▶ _DIRECTION_
Images do not belong in the copy. Retype all the entries below exactly.

--- begin MATERIALS PROVIDED ---

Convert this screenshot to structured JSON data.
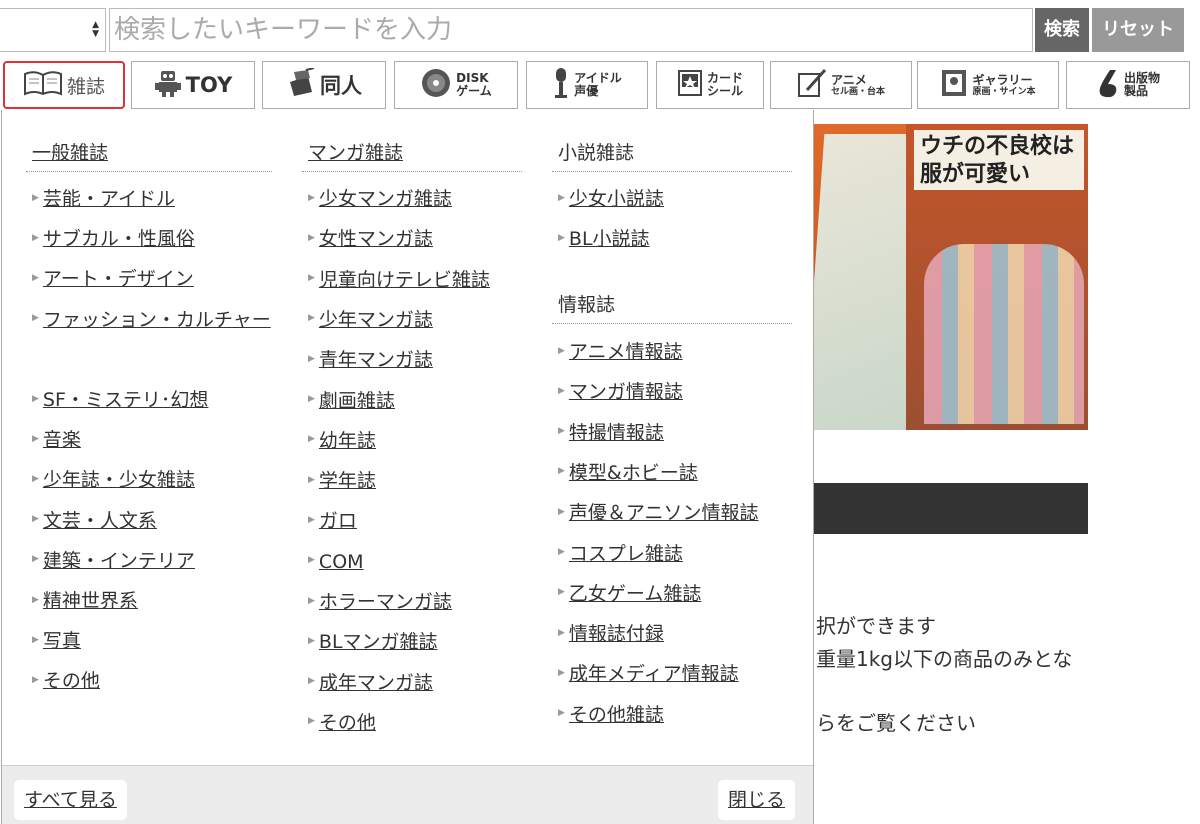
{
  "search": {
    "placeholder": "検索したいキーワードを入力",
    "search_label": "検索",
    "reset_label": "リセット"
  },
  "categories": [
    {
      "label": "雑誌",
      "icon": "book-icon",
      "active": true
    },
    {
      "label": "TOY",
      "icon": "robot-icon"
    },
    {
      "label": "同人",
      "icon": "doujin-icon"
    },
    {
      "label": "DISK",
      "label2": "ゲーム",
      "icon": "disk-icon"
    },
    {
      "label": "アイドル",
      "label2": "声優",
      "icon": "microphone-icon"
    },
    {
      "label": "カード",
      "label2": "シール",
      "icon": "card-icon"
    },
    {
      "label": "アニメ",
      "label2": "セル画・台本",
      "icon": "pen-icon"
    },
    {
      "label": "ギャラリー",
      "label2": "原画・サイン本",
      "icon": "frame-icon"
    },
    {
      "label": "出版物",
      "label2": "製品",
      "icon": "publication-icon"
    }
  ],
  "menu": {
    "col1": {
      "heading": "一般雑誌",
      "items": [
        "芸能・アイドル",
        "サブカル・性風俗",
        "アート・デザイン",
        "ファッション・カルチャー",
        "SF・ミステリ･幻想",
        "音楽",
        "少年誌・少女雑誌",
        "文芸・人文系",
        "建築・インテリア",
        "精神世界系",
        "写真",
        "その他"
      ]
    },
    "col2": {
      "heading": "マンガ雑誌",
      "items": [
        "少女マンガ雑誌",
        "女性マンガ誌",
        "児童向けテレビ雑誌",
        "少年マンガ誌",
        "青年マンガ誌",
        "劇画雑誌",
        "幼年誌",
        "学年誌",
        "ガロ",
        "COM",
        "ホラーマンガ誌",
        "BLマンガ雑誌",
        "成年マンガ誌",
        "その他"
      ]
    },
    "col3a": {
      "heading": "小説雑誌",
      "items": [
        "少女小説誌",
        "BL小説誌"
      ]
    },
    "col3b": {
      "heading": "情報誌",
      "items": [
        "アニメ情報誌",
        "マンガ情報誌",
        "特撮情報誌",
        "模型&ホビー誌",
        "声優＆アニソン情報誌",
        "コスプレ雑誌",
        "乙女ゲーム雑誌",
        "情報誌付録",
        "成年メディア情報誌",
        "その他雑誌"
      ]
    },
    "see_all": "すべて見る",
    "close": "閉じる"
  },
  "banner": {
    "title": "ウチの不良校は\n服が可愛い"
  },
  "background_text": [
    "択ができます",
    "重量1kg以下の商品のみとな",
    "らをご覧ください"
  ]
}
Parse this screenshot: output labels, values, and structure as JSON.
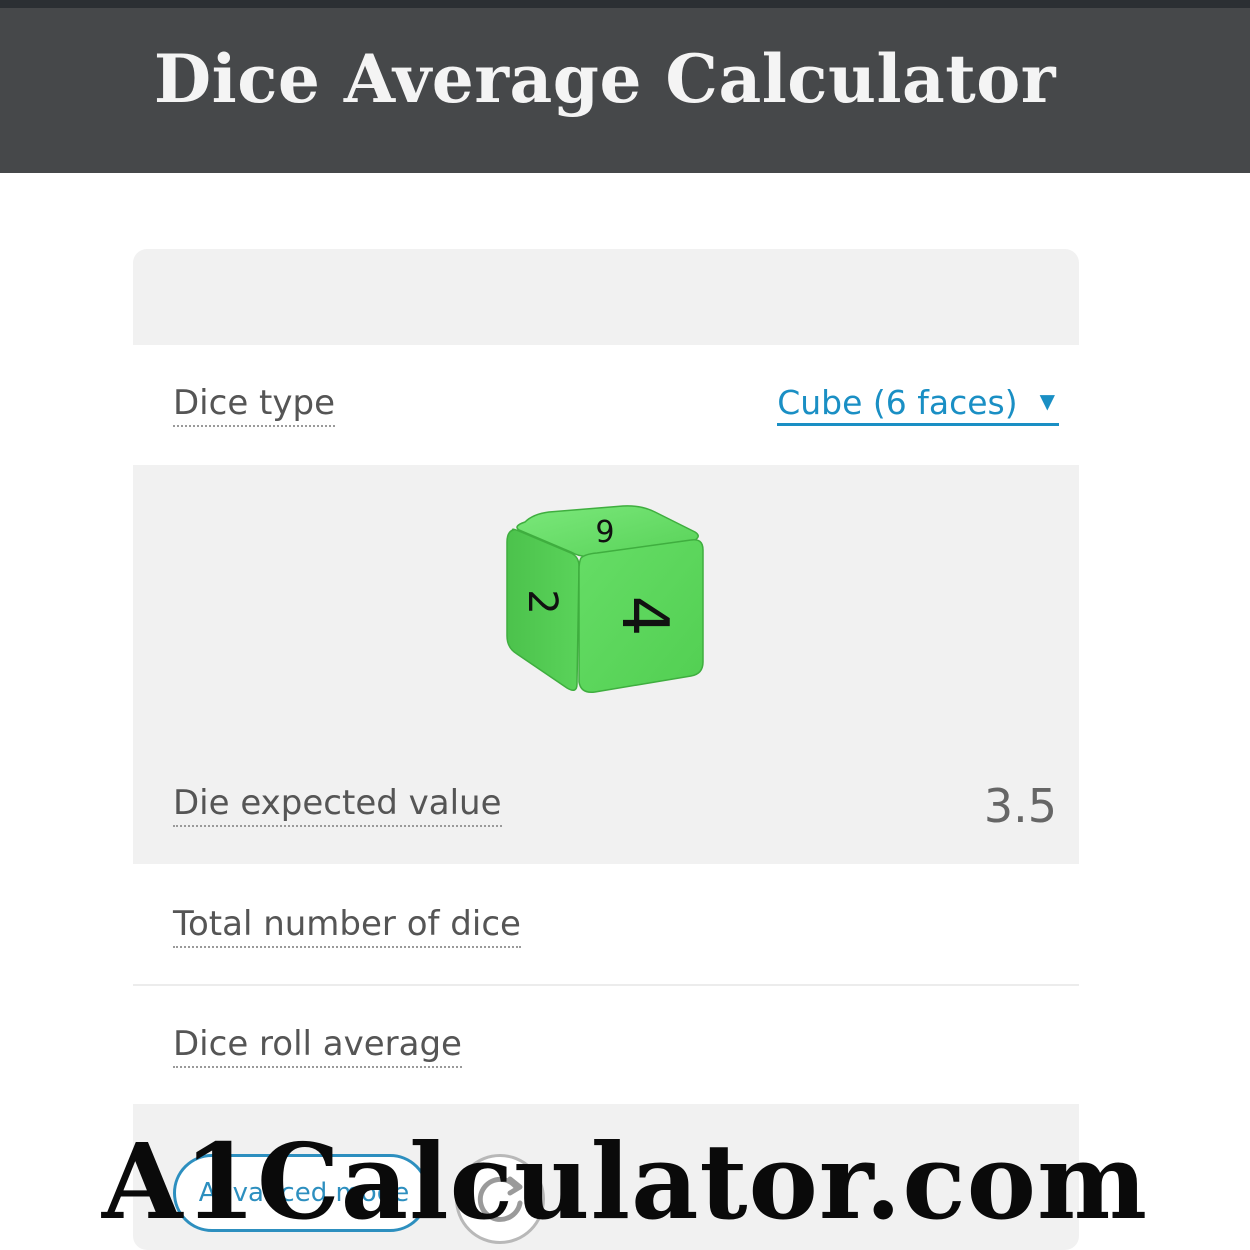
{
  "header": {
    "title": "Dice Average Calculator"
  },
  "calculator": {
    "dice_type": {
      "label": "Dice type",
      "selected": "Cube (6 faces)"
    },
    "die_faces_visible": {
      "top": "6",
      "left": "2",
      "front": "4"
    },
    "die_expected_value": {
      "label": "Die expected value",
      "value": "3.5"
    },
    "total_number_of_dice": {
      "label": "Total number of dice",
      "value": ""
    },
    "dice_roll_average": {
      "label": "Dice roll average",
      "value": ""
    },
    "advanced_mode_label": "Advanced mode"
  },
  "colors": {
    "header_bg": "#46484a",
    "accent_link": "#1a8fc4",
    "die_green": "#5bd85b"
  },
  "watermark": {
    "text": "A1Calculator.com"
  }
}
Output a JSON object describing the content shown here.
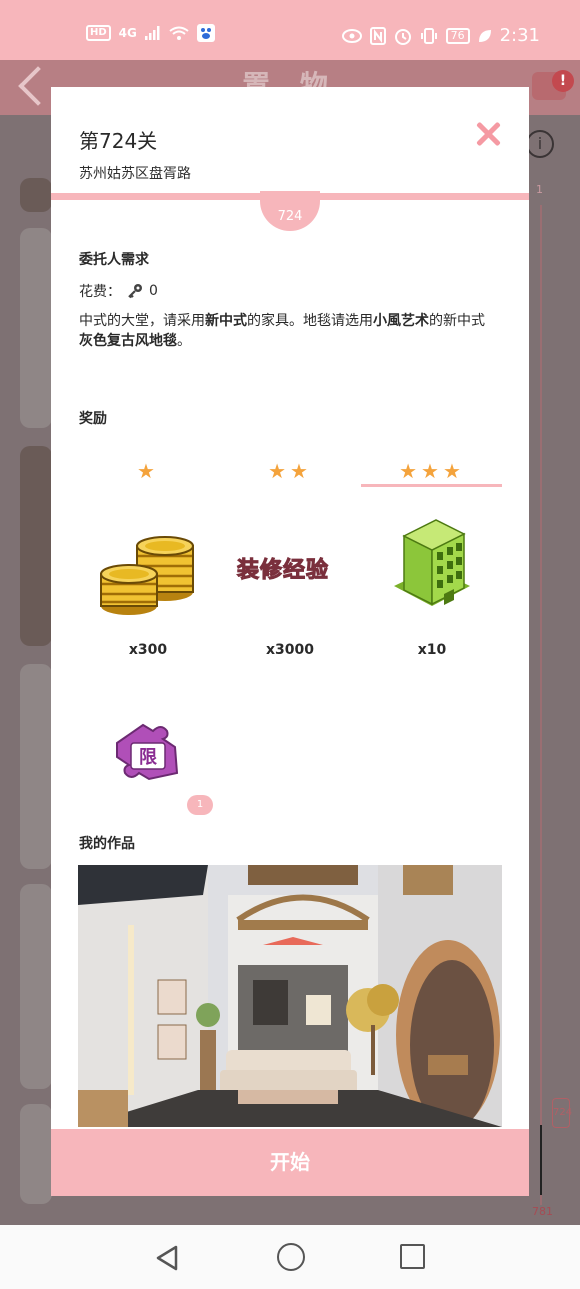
{
  "status_bar": {
    "hd": "HD",
    "network": "4G",
    "battery": "76",
    "time": "2:31"
  },
  "background_app": {
    "title": "置 物",
    "notification_dot": "!",
    "slider_top_value": "1",
    "slider_bottom_value": "781",
    "slider_knob_value": "724"
  },
  "modal": {
    "title": "第724关",
    "subtitle": "苏州姑苏区盘胥路",
    "level_number": "724",
    "client_section": {
      "heading": "委托人需求",
      "cost_label": "花费：",
      "cost_value": "0",
      "description_parts": [
        {
          "text": "中式的大堂，请采用",
          "bold": false
        },
        {
          "text": "新中式",
          "bold": true
        },
        {
          "text": "的家具。地毯请选用",
          "bold": false
        },
        {
          "text": "小風艺术",
          "bold": true
        },
        {
          "text": "的新中式",
          "bold": false
        },
        {
          "text": "灰色复古风地毯",
          "bold": true
        },
        {
          "text": "。",
          "bold": false
        }
      ]
    },
    "rewards_section": {
      "heading": "奖励",
      "tiers": [
        {
          "stars": "★",
          "selected": false
        },
        {
          "stars": "★★",
          "selected": false
        },
        {
          "stars": "★★★",
          "selected": true
        }
      ],
      "items": [
        {
          "icon": "coins-icon",
          "quantity": "x300"
        },
        {
          "icon": "decoration-exp-icon",
          "label": "装修经验",
          "quantity": "x3000"
        },
        {
          "icon": "building-icon",
          "quantity": "x10"
        }
      ],
      "limited_piece": {
        "icon": "limited-puzzle-icon",
        "label": "限",
        "badge": "1"
      }
    },
    "works_section": {
      "heading": "我的作品"
    },
    "start_button": "开始"
  },
  "colors": {
    "accent_pink": "#f7b6bb",
    "close_pink": "#f59aa3",
    "star_orange": "#f4a33c"
  }
}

--- end MATERIALS PROVIDED ---

▶ _OUTPUT OF THE TASK_
Convert this screenshot to structured JSON data.
{
  "search": {
    "placeholder": "検索したいキーワードを入力",
    "search_label": "検索",
    "reset_label": "リセット"
  },
  "categories": [
    {
      "label": "雑誌",
      "icon": "book-icon",
      "active": true
    },
    {
      "label": "TOY",
      "icon": "robot-icon"
    },
    {
      "label": "同人",
      "icon": "doujin-icon"
    },
    {
      "label": "DISK",
      "label2": "ゲーム",
      "icon": "disk-icon"
    },
    {
      "label": "アイドル",
      "label2": "声優",
      "icon": "microphone-icon"
    },
    {
      "label": "カード",
      "label2": "シール",
      "icon": "card-icon"
    },
    {
      "label": "アニメ",
      "label2": "セル画・台本",
      "icon": "pen-icon"
    },
    {
      "label": "ギャラリー",
      "label2": "原画・サイン本",
      "icon": "frame-icon"
    },
    {
      "label": "出版物",
      "label2": "製品",
      "icon": "publication-icon"
    }
  ],
  "menu": {
    "col1": {
      "heading": "一般雑誌",
      "items": [
        "芸能・アイドル",
        "サブカル・性風俗",
        "アート・デザイン",
        "ファッション・カルチャー",
        "SF・ミステリ･幻想",
        "音楽",
        "少年誌・少女雑誌",
        "文芸・人文系",
        "建築・インテリア",
        "精神世界系",
        "写真",
        "その他"
      ]
    },
    "col2": {
      "heading": "マンガ雑誌",
      "items": [
        "少女マンガ雑誌",
        "女性マンガ誌",
        "児童向けテレビ雑誌",
        "少年マンガ誌",
        "青年マンガ誌",
        "劇画雑誌",
        "幼年誌",
        "学年誌",
        "ガロ",
        "COM",
        "ホラーマンガ誌",
        "BLマンガ雑誌",
        "成年マンガ誌",
        "その他"
      ]
    },
    "col3a": {
      "heading": "小説雑誌",
      "items": [
        "少女小説誌",
        "BL小説誌"
      ]
    },
    "col3b": {
      "heading": "情報誌",
      "items": [
        "アニメ情報誌",
        "マンガ情報誌",
        "特撮情報誌",
        "模型&ホビー誌",
        "声優＆アニソン情報誌",
        "コスプレ雑誌",
        "乙女ゲーム雑誌",
        "情報誌付録",
        "成年メディア情報誌",
        "その他雑誌"
      ]
    },
    "see_all": "すべて見る",
    "close": "閉じる"
  },
  "banner": {
    "title": "ウチの不良校は\n服が可愛い"
  },
  "background_text": [
    "択ができます",
    "重量1kg以下の商品のみとな",
    "らをご覧ください"
  ]
}
Parse this screenshot: output labels, values, and structure as JSON.
{
  "header": {
    "title": "Dice Average Calculator"
  },
  "calculator": {
    "dice_type": {
      "label": "Dice type",
      "selected": "Cube (6 faces)"
    },
    "die_faces_visible": {
      "top": "6",
      "left": "2",
      "front": "4"
    },
    "die_expected_value": {
      "label": "Die expected value",
      "value": "3.5"
    },
    "total_number_of_dice": {
      "label": "Total number of dice",
      "value": ""
    },
    "dice_roll_average": {
      "label": "Dice roll average",
      "value": ""
    },
    "advanced_mode_label": "Advanced mode"
  },
  "colors": {
    "header_bg": "#46484a",
    "accent_link": "#1a8fc4",
    "die_green": "#5bd85b"
  },
  "watermark": {
    "text": "A1Calculator.com"
  }
}
Output a JSON object describing the content shown here.
{
  "status_bar": {
    "hd": "HD",
    "network": "4G",
    "battery": "76",
    "time": "2:31"
  },
  "background_app": {
    "title": "置 物",
    "notification_dot": "!",
    "slider_top_value": "1",
    "slider_bottom_value": "781",
    "slider_knob_value": "724"
  },
  "modal": {
    "title": "第724关",
    "subtitle": "苏州姑苏区盘胥路",
    "level_number": "724",
    "client_section": {
      "heading": "委托人需求",
      "cost_label": "花费：",
      "cost_value": "0",
      "description_parts": [
        {
          "text": "中式的大堂，请采用",
          "bold": false
        },
        {
          "text": "新中式",
          "bold": true
        },
        {
          "text": "的家具。地毯请选用",
          "bold": false
        },
        {
          "text": "小風艺术",
          "bold": true
        },
        {
          "text": "的新中式",
          "bold": false
        },
        {
          "text": "灰色复古风地毯",
          "bold": true
        },
        {
          "text": "。",
          "bold": false
        }
      ]
    },
    "rewards_section": {
      "heading": "奖励",
      "tiers": [
        {
          "stars": "★",
          "selected": false
        },
        {
          "stars": "★★",
          "selected": false
        },
        {
          "stars": "★★★",
          "selected": true
        }
      ],
      "items": [
        {
          "icon": "coins-icon",
          "quantity": "x300"
        },
        {
          "icon": "decoration-exp-icon",
          "label": "装修经验",
          "quantity": "x3000"
        },
        {
          "icon": "building-icon",
          "quantity": "x10"
        }
      ],
      "limited_piece": {
        "icon": "limited-puzzle-icon",
        "label": "限",
        "badge": "1"
      }
    },
    "works_section": {
      "heading": "我的作品"
    },
    "start_button": "开始"
  },
  "colors": {
    "accent_pink": "#f7b6bb",
    "close_pink": "#f59aa3",
    "star_orange": "#f4a33c"
  }
}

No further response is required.